### Raw records
========

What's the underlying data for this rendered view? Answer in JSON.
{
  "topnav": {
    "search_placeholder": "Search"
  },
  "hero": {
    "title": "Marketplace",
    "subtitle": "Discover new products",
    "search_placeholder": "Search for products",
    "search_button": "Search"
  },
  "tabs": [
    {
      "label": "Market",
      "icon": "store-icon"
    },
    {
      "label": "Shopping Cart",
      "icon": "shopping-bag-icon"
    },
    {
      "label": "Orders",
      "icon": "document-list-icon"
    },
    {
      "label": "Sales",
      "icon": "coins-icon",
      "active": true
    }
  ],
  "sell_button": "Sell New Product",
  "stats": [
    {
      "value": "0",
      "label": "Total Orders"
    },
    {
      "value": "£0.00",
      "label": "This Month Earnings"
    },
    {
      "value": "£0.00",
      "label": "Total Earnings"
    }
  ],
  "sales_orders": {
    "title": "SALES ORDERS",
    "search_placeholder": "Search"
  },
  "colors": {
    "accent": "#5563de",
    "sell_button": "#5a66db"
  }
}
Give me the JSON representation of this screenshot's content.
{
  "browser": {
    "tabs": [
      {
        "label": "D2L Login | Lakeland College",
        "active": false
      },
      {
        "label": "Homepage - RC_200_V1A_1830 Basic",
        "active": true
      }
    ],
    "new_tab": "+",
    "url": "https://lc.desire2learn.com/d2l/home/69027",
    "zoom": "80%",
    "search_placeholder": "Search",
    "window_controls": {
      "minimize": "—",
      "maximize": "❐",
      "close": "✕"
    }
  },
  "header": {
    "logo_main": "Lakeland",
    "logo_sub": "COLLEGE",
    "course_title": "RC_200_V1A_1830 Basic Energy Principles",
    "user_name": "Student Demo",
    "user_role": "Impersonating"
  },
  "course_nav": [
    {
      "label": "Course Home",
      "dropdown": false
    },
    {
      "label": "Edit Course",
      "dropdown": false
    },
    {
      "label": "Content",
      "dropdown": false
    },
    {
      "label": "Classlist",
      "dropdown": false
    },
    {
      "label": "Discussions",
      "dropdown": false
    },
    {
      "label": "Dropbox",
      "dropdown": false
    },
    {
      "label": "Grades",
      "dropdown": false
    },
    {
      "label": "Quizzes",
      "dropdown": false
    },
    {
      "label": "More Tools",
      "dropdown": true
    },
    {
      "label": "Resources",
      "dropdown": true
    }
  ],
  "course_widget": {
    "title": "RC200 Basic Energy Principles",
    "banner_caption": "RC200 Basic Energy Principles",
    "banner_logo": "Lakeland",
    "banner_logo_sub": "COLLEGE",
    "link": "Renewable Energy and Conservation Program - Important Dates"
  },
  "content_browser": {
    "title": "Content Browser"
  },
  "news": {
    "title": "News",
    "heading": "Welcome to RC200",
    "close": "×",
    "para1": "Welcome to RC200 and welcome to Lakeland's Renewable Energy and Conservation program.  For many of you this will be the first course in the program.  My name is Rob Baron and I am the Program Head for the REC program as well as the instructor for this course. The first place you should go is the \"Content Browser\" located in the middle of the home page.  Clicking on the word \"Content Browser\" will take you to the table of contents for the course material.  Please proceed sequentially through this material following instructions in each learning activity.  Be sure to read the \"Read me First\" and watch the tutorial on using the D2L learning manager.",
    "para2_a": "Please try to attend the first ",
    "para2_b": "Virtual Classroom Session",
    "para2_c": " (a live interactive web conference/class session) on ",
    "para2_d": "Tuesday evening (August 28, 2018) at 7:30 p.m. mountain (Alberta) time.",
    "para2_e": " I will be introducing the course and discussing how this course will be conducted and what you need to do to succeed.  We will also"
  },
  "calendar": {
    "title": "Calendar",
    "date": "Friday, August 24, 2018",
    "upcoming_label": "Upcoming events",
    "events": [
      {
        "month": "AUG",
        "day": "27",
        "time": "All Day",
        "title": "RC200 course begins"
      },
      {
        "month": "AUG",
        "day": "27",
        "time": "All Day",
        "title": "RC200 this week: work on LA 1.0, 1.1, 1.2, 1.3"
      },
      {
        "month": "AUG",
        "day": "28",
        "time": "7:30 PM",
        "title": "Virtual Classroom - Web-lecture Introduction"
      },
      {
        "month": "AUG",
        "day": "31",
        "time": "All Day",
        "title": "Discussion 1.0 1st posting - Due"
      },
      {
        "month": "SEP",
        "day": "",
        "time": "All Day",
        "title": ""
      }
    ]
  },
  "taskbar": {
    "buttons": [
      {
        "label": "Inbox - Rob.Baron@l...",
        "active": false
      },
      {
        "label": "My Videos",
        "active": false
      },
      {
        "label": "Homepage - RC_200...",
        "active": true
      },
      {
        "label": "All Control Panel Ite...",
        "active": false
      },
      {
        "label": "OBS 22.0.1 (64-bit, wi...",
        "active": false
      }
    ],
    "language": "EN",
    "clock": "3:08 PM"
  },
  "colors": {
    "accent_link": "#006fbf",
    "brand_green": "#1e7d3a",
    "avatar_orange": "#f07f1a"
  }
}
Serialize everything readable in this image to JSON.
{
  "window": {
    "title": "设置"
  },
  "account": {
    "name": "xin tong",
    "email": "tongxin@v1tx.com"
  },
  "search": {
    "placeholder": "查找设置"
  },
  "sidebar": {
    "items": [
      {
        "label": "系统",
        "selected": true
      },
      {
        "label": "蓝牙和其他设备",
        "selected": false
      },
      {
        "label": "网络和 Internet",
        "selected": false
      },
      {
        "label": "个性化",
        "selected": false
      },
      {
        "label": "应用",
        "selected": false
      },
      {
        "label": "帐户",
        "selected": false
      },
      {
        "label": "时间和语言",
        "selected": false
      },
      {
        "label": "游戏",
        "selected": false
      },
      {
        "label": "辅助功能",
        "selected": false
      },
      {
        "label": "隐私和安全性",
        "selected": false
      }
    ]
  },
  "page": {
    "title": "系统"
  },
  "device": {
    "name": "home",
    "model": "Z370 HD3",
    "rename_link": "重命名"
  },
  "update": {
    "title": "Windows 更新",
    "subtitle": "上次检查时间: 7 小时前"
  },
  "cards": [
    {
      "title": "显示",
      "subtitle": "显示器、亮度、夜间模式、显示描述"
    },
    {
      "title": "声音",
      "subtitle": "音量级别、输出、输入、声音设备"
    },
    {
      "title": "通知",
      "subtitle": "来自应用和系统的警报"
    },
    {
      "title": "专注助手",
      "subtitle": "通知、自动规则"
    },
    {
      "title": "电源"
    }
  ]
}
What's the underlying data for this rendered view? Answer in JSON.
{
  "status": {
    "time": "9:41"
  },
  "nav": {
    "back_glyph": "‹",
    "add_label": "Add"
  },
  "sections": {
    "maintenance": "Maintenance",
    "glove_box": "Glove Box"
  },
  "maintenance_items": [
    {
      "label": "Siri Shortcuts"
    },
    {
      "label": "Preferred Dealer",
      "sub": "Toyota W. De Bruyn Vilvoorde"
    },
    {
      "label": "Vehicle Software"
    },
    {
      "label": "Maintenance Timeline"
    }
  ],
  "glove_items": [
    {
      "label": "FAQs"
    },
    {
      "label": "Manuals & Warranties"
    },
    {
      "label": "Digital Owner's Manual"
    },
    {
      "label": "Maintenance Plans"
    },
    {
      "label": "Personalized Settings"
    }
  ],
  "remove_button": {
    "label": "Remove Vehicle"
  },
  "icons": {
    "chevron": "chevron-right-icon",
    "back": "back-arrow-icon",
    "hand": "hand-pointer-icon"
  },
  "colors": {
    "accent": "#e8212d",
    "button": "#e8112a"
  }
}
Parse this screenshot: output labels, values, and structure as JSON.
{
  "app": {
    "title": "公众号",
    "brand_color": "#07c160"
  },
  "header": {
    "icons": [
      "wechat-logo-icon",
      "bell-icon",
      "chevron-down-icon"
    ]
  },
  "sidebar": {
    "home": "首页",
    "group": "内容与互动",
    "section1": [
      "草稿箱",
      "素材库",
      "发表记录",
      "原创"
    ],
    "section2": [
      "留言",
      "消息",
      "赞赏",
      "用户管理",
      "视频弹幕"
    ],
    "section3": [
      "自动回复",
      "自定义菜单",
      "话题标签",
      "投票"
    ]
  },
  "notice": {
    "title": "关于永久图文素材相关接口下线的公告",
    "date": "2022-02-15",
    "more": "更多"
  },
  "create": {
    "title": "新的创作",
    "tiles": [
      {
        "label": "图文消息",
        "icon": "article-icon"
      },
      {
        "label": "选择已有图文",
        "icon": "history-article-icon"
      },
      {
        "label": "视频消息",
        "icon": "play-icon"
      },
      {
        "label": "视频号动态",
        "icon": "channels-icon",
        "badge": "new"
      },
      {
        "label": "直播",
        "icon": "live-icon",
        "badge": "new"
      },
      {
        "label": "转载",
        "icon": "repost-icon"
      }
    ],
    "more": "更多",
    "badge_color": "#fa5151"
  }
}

========

### WORK TO COMPLETE
Where a line holds "events", copy it out.

### RIGHT ANSWER
    "upcoming_label": "Upcoming events",
    "events": [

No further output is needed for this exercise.